_What to work on_
Each line that includes "Rally" counts once; give the total and nothing besides.

_Provided records_
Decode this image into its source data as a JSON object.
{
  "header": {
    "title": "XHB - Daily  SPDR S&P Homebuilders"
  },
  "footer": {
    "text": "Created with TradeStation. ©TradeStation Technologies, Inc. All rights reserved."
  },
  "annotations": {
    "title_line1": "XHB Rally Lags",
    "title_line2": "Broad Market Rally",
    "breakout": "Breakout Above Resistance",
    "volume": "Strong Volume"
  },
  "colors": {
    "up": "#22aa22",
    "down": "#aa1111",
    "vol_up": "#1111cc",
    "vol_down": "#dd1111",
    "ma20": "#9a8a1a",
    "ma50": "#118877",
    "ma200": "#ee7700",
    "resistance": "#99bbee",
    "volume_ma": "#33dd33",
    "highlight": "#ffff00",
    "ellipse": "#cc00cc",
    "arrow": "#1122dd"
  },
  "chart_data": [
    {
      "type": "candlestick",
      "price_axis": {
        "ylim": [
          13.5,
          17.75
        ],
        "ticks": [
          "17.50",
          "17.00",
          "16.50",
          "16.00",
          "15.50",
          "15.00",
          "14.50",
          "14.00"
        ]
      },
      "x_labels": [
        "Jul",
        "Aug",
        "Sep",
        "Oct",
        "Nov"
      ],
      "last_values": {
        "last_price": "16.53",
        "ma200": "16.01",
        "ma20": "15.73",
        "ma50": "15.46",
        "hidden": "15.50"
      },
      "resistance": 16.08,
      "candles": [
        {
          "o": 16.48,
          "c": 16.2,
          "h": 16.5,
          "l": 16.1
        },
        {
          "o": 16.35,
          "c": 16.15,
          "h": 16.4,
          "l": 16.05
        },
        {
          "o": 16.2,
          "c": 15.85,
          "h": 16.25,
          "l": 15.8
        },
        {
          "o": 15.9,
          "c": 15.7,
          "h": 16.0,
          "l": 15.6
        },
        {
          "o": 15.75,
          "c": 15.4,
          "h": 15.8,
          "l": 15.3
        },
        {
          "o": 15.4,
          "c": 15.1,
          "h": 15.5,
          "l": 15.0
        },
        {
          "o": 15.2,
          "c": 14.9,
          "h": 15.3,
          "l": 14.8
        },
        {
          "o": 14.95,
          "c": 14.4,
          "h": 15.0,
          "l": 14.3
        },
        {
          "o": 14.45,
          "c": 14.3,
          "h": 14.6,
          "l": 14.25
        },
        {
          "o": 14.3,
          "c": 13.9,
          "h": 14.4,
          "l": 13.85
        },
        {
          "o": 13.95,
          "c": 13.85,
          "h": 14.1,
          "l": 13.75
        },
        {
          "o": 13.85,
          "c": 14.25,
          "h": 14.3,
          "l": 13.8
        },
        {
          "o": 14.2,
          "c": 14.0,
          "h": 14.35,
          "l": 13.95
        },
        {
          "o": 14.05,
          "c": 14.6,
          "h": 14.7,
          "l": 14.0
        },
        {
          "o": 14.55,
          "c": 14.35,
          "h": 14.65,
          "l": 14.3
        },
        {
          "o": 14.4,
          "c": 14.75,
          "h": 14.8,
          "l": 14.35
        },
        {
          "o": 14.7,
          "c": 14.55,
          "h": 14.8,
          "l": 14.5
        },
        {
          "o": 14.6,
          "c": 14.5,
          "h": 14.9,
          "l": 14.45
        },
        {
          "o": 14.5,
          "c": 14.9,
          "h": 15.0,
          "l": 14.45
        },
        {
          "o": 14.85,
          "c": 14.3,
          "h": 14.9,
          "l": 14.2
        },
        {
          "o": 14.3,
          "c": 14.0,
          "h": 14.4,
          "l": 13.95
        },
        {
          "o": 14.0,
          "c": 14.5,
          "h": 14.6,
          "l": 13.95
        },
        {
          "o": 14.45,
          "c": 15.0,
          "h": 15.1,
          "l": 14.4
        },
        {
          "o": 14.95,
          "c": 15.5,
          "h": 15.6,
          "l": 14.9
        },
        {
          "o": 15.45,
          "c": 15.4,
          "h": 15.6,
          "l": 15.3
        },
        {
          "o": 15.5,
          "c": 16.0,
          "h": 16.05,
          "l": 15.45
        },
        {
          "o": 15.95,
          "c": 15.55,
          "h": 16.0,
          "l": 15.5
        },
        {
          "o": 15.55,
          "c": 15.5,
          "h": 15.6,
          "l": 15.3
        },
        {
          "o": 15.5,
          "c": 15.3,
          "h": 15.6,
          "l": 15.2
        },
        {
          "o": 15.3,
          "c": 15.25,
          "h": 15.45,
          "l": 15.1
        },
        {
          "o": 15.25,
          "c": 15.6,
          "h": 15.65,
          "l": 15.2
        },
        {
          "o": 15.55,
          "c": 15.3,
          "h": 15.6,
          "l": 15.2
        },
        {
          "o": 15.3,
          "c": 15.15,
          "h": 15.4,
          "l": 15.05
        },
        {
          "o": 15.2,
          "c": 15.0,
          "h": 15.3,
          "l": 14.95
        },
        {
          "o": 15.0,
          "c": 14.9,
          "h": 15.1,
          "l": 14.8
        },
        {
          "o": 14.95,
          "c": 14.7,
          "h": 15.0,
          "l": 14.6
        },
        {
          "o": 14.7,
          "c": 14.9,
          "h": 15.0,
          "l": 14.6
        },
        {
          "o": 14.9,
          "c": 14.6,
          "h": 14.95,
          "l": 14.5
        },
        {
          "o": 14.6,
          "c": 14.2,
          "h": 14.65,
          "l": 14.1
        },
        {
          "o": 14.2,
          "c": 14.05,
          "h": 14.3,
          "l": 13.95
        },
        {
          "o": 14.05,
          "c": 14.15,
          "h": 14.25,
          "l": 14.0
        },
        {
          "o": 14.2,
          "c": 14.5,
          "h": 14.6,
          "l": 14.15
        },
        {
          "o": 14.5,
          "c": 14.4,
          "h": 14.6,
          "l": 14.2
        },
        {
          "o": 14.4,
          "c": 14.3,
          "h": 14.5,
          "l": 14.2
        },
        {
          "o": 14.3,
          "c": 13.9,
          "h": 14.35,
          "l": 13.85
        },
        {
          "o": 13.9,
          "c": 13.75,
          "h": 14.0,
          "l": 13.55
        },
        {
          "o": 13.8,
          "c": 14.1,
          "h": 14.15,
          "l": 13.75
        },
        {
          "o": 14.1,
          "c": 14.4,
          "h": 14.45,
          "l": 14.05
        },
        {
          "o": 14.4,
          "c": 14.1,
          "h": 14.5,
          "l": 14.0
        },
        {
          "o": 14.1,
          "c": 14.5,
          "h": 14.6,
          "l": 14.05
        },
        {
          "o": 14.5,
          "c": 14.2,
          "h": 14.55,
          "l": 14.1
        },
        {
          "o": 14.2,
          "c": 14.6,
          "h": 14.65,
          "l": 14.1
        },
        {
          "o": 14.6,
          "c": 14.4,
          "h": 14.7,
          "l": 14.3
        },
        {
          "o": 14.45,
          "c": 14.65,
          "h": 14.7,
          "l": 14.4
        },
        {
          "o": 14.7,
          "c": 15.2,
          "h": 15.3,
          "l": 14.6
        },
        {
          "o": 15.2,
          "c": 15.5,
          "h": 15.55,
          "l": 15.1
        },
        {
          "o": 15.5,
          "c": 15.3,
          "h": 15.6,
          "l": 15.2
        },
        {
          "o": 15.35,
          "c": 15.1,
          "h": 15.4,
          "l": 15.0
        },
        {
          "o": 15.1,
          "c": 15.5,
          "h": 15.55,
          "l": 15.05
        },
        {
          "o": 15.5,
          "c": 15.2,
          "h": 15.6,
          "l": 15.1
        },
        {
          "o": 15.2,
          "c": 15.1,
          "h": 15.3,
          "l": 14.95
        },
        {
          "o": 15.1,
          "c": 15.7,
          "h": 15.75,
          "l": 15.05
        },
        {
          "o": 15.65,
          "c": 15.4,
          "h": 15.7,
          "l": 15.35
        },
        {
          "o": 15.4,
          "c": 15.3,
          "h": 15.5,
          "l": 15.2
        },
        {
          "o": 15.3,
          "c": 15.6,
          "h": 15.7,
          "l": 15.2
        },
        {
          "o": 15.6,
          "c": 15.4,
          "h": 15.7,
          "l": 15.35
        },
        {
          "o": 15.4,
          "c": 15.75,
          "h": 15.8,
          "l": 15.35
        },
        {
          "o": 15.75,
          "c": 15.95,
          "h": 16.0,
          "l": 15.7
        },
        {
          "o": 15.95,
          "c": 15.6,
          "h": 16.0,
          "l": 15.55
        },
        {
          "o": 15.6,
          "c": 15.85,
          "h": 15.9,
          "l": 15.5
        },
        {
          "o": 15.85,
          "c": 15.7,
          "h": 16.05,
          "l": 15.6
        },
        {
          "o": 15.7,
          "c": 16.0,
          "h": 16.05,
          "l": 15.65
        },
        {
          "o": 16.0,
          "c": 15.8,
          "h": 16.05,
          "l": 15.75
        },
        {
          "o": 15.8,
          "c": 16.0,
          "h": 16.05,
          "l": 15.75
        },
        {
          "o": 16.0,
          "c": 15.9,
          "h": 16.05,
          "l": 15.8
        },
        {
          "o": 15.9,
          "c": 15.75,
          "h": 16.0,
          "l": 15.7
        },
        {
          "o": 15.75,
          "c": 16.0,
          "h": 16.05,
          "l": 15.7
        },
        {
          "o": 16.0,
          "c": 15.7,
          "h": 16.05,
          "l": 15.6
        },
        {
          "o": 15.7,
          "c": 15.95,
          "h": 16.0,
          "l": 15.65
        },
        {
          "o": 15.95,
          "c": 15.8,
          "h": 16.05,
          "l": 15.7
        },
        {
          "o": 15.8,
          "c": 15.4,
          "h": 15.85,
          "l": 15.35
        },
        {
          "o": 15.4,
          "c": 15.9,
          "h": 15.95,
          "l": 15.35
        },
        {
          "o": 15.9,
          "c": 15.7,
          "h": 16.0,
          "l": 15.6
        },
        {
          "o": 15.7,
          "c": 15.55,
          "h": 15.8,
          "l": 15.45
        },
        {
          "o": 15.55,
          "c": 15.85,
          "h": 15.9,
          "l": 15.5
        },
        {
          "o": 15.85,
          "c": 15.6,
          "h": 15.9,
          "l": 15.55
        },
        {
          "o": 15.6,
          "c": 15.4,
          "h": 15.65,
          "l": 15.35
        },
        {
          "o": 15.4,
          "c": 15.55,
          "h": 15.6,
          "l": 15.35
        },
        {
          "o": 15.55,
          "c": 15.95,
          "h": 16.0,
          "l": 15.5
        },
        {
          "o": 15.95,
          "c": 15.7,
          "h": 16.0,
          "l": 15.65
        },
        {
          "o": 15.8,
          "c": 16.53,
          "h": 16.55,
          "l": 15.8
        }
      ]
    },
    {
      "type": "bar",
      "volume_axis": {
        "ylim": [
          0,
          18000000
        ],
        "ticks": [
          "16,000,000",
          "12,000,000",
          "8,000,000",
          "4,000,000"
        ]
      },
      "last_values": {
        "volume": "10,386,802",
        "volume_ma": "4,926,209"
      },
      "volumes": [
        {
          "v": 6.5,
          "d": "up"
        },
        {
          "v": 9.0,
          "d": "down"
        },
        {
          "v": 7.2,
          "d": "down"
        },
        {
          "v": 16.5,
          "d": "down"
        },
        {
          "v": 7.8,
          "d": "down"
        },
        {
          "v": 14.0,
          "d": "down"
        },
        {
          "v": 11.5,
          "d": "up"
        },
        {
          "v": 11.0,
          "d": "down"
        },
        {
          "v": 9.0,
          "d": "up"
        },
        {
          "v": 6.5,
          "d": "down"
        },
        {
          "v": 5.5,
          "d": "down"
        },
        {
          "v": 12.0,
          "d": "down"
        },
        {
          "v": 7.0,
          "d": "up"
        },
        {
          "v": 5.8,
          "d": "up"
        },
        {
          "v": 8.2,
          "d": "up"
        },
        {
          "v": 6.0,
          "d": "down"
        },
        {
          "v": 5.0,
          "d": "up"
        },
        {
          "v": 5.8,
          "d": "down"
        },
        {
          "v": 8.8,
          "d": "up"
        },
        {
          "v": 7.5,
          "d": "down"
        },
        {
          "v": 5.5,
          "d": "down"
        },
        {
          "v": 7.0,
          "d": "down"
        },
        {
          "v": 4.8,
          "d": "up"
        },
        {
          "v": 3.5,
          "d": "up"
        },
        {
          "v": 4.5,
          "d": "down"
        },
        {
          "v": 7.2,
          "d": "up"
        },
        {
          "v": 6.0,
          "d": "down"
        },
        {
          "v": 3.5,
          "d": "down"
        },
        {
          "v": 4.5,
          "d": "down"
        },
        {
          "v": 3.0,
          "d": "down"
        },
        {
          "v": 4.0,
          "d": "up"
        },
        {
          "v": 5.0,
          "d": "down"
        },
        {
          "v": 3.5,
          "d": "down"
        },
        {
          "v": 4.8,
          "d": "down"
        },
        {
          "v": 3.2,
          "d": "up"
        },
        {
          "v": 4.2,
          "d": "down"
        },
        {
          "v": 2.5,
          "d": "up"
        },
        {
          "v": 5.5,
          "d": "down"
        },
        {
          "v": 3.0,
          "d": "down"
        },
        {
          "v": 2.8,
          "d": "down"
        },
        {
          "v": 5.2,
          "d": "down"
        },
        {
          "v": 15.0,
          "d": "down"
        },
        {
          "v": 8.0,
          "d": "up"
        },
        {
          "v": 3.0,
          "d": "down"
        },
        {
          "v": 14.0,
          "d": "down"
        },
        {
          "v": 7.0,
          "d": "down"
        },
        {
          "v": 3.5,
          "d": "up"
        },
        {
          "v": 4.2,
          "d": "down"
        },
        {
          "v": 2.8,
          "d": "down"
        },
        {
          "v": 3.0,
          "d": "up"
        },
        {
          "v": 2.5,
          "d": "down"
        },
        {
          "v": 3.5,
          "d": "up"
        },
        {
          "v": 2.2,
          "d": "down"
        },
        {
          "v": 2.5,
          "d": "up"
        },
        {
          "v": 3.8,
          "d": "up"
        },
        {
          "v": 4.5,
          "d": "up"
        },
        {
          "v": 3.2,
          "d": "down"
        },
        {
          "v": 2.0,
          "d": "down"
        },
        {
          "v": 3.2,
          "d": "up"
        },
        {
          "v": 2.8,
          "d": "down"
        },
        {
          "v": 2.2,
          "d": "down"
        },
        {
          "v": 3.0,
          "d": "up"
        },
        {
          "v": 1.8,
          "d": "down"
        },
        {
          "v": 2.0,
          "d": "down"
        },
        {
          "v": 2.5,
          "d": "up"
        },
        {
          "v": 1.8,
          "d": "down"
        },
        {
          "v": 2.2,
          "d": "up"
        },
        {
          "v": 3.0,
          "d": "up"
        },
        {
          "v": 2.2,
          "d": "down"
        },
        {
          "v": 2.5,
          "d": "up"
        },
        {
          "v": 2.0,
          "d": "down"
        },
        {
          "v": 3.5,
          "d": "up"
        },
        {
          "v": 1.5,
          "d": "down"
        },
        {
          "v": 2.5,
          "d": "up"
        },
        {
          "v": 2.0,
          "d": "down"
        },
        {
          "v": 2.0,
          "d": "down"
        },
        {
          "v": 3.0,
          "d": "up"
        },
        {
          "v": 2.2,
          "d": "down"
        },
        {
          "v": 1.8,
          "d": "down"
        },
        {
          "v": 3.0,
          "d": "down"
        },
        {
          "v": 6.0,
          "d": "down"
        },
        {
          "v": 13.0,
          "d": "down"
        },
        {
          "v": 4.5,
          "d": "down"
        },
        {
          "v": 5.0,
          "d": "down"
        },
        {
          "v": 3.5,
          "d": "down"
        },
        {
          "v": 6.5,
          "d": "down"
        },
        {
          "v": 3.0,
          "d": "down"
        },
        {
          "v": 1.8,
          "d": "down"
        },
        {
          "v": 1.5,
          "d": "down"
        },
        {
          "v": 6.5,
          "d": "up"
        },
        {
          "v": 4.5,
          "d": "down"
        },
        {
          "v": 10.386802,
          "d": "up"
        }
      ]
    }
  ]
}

_Output_
2